- **MATERIAL FOR THIS TASK**:

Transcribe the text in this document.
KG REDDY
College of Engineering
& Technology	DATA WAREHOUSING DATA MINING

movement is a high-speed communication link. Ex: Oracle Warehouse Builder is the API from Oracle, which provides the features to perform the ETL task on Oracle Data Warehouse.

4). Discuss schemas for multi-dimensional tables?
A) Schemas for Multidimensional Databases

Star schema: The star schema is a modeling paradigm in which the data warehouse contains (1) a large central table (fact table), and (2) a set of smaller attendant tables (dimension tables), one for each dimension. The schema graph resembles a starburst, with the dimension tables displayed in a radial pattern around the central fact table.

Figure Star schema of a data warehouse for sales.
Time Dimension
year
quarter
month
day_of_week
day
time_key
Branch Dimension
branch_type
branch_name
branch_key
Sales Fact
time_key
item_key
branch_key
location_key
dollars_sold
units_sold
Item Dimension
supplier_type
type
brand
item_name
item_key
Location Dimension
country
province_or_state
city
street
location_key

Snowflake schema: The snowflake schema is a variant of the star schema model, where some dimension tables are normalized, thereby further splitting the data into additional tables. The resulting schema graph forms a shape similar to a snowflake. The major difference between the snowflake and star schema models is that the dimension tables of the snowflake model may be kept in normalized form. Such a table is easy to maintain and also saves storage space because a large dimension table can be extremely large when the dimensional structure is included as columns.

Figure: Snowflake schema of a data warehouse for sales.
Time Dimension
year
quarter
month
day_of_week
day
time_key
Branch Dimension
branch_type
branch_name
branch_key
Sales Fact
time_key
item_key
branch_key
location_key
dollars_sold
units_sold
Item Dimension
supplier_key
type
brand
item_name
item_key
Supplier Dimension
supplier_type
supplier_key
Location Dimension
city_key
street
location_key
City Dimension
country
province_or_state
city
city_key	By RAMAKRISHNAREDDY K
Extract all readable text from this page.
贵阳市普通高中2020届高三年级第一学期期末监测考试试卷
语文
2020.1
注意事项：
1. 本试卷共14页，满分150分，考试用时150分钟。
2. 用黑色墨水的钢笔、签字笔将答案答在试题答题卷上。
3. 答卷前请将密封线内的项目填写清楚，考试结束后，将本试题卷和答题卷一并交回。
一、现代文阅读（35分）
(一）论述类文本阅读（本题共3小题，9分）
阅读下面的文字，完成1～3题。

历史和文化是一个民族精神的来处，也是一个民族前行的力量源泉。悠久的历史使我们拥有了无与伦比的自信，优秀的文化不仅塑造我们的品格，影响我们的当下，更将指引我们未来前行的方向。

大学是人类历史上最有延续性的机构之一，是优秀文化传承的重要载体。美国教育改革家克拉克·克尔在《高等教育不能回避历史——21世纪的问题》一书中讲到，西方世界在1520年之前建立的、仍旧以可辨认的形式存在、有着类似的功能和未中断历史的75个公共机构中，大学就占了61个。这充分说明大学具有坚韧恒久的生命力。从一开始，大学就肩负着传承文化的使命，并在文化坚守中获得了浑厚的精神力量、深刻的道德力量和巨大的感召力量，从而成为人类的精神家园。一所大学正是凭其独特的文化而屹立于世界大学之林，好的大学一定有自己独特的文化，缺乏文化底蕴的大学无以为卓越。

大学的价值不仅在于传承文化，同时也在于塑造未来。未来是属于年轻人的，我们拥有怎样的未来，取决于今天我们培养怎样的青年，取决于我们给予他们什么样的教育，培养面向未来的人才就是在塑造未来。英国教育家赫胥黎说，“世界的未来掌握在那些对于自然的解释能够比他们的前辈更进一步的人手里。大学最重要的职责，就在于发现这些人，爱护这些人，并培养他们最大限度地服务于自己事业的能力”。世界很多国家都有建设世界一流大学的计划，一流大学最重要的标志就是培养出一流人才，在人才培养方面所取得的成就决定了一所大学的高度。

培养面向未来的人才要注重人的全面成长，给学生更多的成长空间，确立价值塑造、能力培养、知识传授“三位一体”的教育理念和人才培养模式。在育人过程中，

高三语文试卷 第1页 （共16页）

- **EXERCISE INSTRUCTIONS**: Please output every record, keeping each line exact.

- **CORRECT RESULT**:
Transcribe the text in this document.
KG REDDY
College of Engineering
& Technology	DATA WAREHOUSING DATA MINING

movement is a high-speed communication link. Ex: Oracle Warehouse Builder is the API from Oracle, which provides the features to perform the ETL task on Oracle Data Warehouse.

4). Discuss schemas for multi-dimensional tables?
A) Schemas for Multidimensional Databases

Star schema: The star schema is a modeling paradigm in which the data warehouse contains (1) a large central table (fact table), and (2) a set of smaller attendant tables (dimension tables), one for each dimension. The schema graph resembles a starburst, with the dimension tables displayed in a radial pattern around the central fact table.

Figure Star schema of a data warehouse for sales.
Time Dimension
year
quarter
month
day_of_week
day
time_key
Branch Dimension
branch_type
branch_name
branch_key
Sales Fact
time_key
item_key
branch_key
location_key
dollars_sold
units_sold
Item Dimension
supplier_type
type
brand
item_name
item_key
Location Dimension
country
province_or_state
city
street
location_key

Snowflake schema: The snowflake schema is a variant of the star schema model, where some dimension tables are normalized, thereby further splitting the data into additional tables. The resulting schema graph forms a shape similar to a snowflake. The major difference between the snowflake and star schema models is that the dimension tables of the snowflake model may be kept in normalized form. Such a table is easy to maintain and also saves storage space because a large dimension table can be extremely large when the dimensional structure is included as columns.

Figure: Snowflake schema of a data warehouse for sales.
Time Dimension
year
quarter
month
day_of_week
day
time_key
Branch Dimension
branch_type
branch_name
branch_key
Sales Fact
time_key
item_key
branch_key
location_key
dollars_sold
units_sold
Item Dimension
supplier_key
type
brand
item_name
item_key
Supplier Dimension
supplier_type
supplier_key
Location Dimension
city_key
street
location_key
City Dimension
country
province_or_state
city
city_key	By RAMAKRISHNAREDDY K
Extract all readable text from this page.
贵阳市普通高中2020届高三年级第一学期期末监测考试试卷
语文
2020.1
注意事项：
1. 本试卷共14页，满分150分，考试用时150分钟。
2. 用黑色墨水的钢笔、签字笔将答案答在试题答题卷上。
3. 答卷前请将密封线内的项目填写清楚，考试结束后，将本试题卷和答题卷一并交回。
一、现代文阅读（35分）
(一）论述类文本阅读（本题共3小题，9分）
阅读下面的文字，完成1～3题。

历史和文化是一个民族精神的来处，也是一个民族前行的力量源泉。悠久的历史使我们拥有了无与伦比的自信，优秀的文化不仅塑造我们的品格，影响我们的当下，更将指引我们未来前行的方向。

大学是人类历史上最有延续性的机构之一，是优秀文化传承的重要载体。美国教育改革家克拉克·克尔在《高等教育不能回避历史——21世纪的问题》一书中讲到，西方世界在1520年之前建立的、仍旧以可辨认的形式存在、有着类似的功能和未中断历史的75个公共机构中，大学就占了61个。这充分说明大学具有坚韧恒久的生命力。从一开始，大学就肩负着传承文化的使命，并在文化坚守中获得了浑厚的精神力量、深刻的道德力量和巨大的感召力量，从而成为人类的精神家园。一所大学正是凭其独特的文化而屹立于世界大学之林，好的大学一定有自己独特的文化，缺乏文化底蕴的大学无以为卓越。

大学的价值不仅在于传承文化，同时也在于塑造未来。未来是属于年轻人的，我们拥有怎样的未来，取决于今天我们培养怎样的青年，取决于我们给予他们什么样的教育，培养面向未来的人才就是在塑造未来。英国教育家赫胥黎说，“世界的未来掌握在那些对于自然的解释能够比他们的前辈更进一步的人手里。大学最重要的职责，就在于发现这些人，爱护这些人，并培养他们最大限度地服务于自己事业的能力”。世界很多国家都有建设世界一流大学的计划，一流大学最重要的标志就是培养出一流人才，在人才培养方面所取得的成就决定了一所大学的高度。

培养面向未来的人才要注重人的全面成长，给学生更多的成长空间，确立价值塑造、能力培养、知识传授“三位一体”的教育理念和人才培养模式。在育人过程中，

高三语文试卷 第1页 （共16页）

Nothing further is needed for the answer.